**GOAL OF THE EXERCISE**
Identify the lines containing the word "照射直前". Copy each one.

**THE RECORDS**
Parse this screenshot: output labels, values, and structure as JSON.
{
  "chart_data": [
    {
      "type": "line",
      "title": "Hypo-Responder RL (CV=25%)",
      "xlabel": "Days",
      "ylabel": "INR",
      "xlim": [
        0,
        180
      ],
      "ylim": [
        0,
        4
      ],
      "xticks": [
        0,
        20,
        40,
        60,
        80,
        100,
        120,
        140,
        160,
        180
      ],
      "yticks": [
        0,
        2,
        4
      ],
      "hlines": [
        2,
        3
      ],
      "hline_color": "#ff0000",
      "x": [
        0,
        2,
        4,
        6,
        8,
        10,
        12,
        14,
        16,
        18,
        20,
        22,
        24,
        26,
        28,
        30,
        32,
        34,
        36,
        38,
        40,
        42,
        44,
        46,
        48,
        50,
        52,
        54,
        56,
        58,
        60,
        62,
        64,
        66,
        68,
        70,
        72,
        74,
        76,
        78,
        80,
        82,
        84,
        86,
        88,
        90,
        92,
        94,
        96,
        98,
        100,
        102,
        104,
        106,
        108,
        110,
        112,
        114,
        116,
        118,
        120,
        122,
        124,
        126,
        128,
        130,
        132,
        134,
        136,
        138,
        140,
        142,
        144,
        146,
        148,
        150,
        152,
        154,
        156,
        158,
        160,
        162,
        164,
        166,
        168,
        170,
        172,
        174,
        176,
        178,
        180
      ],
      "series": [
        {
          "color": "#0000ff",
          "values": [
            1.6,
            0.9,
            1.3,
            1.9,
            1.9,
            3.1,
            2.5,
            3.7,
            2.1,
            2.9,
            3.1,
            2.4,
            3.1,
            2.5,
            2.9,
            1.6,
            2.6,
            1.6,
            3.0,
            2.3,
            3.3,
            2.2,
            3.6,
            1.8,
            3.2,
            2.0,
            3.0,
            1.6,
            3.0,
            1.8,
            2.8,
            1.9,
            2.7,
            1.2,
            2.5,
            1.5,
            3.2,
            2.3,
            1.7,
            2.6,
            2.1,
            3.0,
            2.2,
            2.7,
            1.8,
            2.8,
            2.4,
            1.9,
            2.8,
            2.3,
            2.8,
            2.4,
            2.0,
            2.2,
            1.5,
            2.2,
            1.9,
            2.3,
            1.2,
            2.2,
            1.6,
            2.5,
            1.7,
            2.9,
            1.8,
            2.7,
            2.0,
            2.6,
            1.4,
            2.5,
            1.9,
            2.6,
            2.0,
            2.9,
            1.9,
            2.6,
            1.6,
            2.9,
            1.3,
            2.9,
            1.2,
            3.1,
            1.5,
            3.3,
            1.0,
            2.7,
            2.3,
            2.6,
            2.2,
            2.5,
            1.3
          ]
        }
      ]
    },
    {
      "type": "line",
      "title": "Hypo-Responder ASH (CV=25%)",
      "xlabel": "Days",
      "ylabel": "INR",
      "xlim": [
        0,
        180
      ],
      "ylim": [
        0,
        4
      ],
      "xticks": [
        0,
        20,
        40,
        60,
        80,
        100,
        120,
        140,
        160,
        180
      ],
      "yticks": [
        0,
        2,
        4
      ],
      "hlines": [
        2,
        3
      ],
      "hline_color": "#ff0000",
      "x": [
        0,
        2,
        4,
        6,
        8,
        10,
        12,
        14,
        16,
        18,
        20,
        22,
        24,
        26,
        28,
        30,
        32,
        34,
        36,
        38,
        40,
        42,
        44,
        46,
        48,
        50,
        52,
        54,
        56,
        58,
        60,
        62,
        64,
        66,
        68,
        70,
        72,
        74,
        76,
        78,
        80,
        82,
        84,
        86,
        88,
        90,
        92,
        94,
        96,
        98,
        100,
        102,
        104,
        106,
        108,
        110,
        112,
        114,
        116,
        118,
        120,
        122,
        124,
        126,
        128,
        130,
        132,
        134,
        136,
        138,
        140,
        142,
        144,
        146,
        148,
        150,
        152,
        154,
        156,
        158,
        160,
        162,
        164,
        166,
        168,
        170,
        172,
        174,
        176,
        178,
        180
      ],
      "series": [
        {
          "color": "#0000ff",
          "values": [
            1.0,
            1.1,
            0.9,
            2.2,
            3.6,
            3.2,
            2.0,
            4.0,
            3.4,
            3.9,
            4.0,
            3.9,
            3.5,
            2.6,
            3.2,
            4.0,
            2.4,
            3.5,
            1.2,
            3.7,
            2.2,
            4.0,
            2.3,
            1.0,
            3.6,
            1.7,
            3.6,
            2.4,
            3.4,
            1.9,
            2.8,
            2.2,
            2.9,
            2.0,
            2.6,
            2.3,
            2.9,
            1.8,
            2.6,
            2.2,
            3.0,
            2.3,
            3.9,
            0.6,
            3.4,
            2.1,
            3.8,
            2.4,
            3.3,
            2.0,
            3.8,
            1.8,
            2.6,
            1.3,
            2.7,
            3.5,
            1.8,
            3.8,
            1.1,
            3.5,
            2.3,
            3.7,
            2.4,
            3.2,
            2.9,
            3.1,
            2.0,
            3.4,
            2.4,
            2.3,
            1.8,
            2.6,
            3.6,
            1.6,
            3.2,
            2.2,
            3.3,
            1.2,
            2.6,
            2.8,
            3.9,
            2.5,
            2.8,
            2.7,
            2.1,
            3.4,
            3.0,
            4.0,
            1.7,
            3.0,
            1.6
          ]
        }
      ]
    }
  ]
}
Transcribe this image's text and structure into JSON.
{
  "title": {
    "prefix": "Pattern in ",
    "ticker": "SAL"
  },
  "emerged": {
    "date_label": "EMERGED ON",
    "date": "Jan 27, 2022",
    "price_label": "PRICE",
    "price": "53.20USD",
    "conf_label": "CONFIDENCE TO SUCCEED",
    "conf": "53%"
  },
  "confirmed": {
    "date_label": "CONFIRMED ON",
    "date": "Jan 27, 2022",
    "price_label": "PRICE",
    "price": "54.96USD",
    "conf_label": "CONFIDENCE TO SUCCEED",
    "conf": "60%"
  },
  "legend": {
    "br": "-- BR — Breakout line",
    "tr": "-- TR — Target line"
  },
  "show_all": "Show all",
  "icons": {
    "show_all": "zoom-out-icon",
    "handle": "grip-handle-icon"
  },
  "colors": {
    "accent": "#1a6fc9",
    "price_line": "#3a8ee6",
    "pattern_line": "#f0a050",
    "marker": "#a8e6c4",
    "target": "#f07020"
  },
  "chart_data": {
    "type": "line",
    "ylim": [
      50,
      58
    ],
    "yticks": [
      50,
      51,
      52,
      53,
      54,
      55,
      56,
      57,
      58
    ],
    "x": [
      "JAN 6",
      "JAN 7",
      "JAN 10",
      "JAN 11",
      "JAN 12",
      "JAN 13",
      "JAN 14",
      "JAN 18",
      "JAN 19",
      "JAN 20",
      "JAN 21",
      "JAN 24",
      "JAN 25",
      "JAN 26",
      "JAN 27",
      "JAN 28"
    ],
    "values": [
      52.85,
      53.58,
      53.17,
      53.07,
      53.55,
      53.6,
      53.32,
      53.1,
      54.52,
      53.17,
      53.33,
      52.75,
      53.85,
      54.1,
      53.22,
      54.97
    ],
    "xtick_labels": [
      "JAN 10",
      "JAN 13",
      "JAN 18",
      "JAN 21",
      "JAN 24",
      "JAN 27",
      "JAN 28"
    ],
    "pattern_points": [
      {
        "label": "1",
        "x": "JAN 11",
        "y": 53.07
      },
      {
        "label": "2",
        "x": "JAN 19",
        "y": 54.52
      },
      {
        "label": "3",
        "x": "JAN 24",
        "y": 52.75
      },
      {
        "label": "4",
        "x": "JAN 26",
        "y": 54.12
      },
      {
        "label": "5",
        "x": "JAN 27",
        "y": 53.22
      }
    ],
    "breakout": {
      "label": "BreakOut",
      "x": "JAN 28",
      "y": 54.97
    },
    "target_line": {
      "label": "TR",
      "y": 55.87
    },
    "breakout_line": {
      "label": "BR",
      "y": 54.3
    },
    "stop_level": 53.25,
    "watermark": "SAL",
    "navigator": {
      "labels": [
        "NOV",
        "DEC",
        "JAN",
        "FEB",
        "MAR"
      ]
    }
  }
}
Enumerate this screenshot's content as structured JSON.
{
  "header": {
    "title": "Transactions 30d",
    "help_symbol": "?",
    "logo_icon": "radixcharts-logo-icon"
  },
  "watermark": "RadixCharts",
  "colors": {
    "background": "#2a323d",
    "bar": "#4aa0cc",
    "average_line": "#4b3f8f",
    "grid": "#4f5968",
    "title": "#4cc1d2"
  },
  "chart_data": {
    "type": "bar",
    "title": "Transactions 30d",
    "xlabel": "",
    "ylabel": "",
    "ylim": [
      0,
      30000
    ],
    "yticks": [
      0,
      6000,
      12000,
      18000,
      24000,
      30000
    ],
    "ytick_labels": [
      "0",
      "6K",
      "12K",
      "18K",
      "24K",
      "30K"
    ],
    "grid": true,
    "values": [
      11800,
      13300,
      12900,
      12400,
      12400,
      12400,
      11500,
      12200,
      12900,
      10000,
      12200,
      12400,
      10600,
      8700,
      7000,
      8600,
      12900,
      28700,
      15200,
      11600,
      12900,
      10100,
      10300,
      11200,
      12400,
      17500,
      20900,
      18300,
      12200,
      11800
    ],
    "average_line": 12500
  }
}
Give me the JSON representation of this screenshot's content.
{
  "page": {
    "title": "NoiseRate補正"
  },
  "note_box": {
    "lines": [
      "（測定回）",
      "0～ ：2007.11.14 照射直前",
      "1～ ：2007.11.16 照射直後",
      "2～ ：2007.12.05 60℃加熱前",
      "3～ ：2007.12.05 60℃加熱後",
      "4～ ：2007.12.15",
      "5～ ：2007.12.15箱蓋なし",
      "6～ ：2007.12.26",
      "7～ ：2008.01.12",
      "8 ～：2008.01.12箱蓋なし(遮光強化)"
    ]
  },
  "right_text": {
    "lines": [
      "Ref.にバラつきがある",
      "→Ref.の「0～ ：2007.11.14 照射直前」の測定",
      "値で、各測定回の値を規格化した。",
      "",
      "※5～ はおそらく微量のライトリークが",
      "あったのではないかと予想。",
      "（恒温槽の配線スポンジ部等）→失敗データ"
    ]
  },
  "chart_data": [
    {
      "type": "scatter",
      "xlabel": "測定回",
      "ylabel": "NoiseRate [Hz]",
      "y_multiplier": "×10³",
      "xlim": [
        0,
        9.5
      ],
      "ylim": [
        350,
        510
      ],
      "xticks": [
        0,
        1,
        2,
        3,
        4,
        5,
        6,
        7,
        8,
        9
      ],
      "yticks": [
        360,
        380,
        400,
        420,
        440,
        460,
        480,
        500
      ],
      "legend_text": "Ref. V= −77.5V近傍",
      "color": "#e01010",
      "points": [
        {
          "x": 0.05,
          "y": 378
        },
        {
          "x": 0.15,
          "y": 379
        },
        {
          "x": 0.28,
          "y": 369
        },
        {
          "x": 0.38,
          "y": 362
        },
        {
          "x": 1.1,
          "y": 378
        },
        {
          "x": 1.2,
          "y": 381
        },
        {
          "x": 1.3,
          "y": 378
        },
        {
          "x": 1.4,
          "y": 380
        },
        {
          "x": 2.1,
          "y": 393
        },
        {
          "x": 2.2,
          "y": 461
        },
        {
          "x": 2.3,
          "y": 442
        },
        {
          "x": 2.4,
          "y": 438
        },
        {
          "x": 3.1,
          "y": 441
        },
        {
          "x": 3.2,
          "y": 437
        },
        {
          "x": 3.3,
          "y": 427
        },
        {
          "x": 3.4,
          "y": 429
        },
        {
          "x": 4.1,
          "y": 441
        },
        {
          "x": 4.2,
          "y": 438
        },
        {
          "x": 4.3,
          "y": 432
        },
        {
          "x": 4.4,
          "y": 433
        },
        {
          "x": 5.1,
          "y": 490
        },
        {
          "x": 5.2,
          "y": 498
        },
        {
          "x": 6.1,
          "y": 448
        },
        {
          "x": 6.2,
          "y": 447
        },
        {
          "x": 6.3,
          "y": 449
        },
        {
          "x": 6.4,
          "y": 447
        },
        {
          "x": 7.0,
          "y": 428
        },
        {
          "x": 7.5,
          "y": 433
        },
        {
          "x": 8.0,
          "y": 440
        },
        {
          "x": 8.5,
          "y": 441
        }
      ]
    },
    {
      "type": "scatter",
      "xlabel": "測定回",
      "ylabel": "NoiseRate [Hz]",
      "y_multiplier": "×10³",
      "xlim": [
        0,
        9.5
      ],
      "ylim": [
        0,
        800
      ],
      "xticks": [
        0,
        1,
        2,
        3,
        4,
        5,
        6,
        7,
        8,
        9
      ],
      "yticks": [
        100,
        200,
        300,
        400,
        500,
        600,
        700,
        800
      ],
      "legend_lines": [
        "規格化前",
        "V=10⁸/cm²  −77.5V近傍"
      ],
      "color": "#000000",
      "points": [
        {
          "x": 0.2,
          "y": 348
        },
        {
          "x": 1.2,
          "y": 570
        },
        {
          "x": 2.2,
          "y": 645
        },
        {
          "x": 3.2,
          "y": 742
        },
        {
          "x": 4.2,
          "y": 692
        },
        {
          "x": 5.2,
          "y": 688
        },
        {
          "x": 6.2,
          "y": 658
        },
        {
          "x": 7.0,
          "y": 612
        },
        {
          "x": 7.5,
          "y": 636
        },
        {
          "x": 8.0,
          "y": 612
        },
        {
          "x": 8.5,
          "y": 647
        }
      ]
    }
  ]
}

**OUTPUT OF THE EXERCISE**
      "0～ ：2007.11.14 照射直前",
      "→Ref.の「0～ ：2007.11.14 照射直前」の測定",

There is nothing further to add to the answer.